### Source data ###

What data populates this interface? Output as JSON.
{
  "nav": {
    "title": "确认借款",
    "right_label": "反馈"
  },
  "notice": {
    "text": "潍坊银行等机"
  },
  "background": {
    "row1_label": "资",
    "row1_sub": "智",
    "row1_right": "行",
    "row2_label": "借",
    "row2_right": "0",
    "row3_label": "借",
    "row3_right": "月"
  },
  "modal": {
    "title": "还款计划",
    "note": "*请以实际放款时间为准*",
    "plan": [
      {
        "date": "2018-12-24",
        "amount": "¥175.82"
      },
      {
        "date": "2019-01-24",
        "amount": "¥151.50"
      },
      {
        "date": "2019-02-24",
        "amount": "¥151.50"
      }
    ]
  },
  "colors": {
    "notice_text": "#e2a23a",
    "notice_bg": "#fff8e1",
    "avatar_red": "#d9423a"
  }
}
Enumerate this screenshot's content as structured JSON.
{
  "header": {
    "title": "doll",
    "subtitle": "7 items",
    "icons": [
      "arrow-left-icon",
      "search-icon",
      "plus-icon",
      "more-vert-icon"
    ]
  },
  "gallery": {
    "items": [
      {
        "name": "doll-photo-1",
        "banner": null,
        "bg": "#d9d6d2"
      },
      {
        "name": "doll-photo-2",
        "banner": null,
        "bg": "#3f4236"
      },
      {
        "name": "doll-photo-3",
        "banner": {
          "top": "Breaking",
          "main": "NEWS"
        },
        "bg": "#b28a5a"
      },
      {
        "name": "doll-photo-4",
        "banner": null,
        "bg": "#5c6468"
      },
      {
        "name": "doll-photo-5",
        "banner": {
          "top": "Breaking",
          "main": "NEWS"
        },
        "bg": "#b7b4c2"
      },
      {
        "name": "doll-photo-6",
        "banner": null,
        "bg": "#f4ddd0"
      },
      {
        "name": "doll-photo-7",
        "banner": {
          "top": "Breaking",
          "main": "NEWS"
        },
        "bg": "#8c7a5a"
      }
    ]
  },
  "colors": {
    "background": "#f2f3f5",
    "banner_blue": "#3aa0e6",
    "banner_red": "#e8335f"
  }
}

###

What you need to do:
All entries shown above should be printed again exactly.

Full output:
What data populates this interface? Output as JSON.
{
  "nav": {
    "title": "确认借款",
    "right_label": "反馈"
  },
  "notice": {
    "text": "潍坊银行等机"
  },
  "background": {
    "row1_label": "资",
    "row1_sub": "智",
    "row1_right": "行",
    "row2_label": "借",
    "row2_right": "0",
    "row3_label": "借",
    "row3_right": "月"
  },
  "modal": {
    "title": "还款计划",
    "note": "*请以实际放款时间为准*",
    "plan": [
      {
        "date": "2018-12-24",
        "amount": "¥175.82"
      },
      {
        "date": "2019-01-24",
        "amount": "¥151.50"
      },
      {
        "date": "2019-02-24",
        "amount": "¥151.50"
      }
    ]
  },
  "colors": {
    "notice_text": "#e2a23a",
    "notice_bg": "#fff8e1",
    "avatar_red": "#d9423a"
  }
}
Enumerate this screenshot's content as structured JSON.
{
  "header": {
    "title": "doll",
    "subtitle": "7 items",
    "icons": [
      "arrow-left-icon",
      "search-icon",
      "plus-icon",
      "more-vert-icon"
    ]
  },
  "gallery": {
    "items": [
      {
        "name": "doll-photo-1",
        "banner": null,
        "bg": "#d9d6d2"
      },
      {
        "name": "doll-photo-2",
        "banner": null,
        "bg": "#3f4236"
      },
      {
        "name": "doll-photo-3",
        "banner": {
          "top": "Breaking",
          "main": "NEWS"
        },
        "bg": "#b28a5a"
      },
      {
        "name": "doll-photo-4",
        "banner": null,
        "bg": "#5c6468"
      },
      {
        "name": "doll-photo-5",
        "banner": {
          "top": "Breaking",
          "main": "NEWS"
        },
        "bg": "#b7b4c2"
      },
      {
        "name": "doll-photo-6",
        "banner": null,
        "bg": "#f4ddd0"
      },
      {
        "name": "doll-photo-7",
        "banner": {
          "top": "Breaking",
          "main": "NEWS"
        },
        "bg": "#8c7a5a"
      }
    ]
  },
  "colors": {
    "background": "#f2f3f5",
    "banner_blue": "#3aa0e6",
    "banner_red": "#e8335f"
  }
}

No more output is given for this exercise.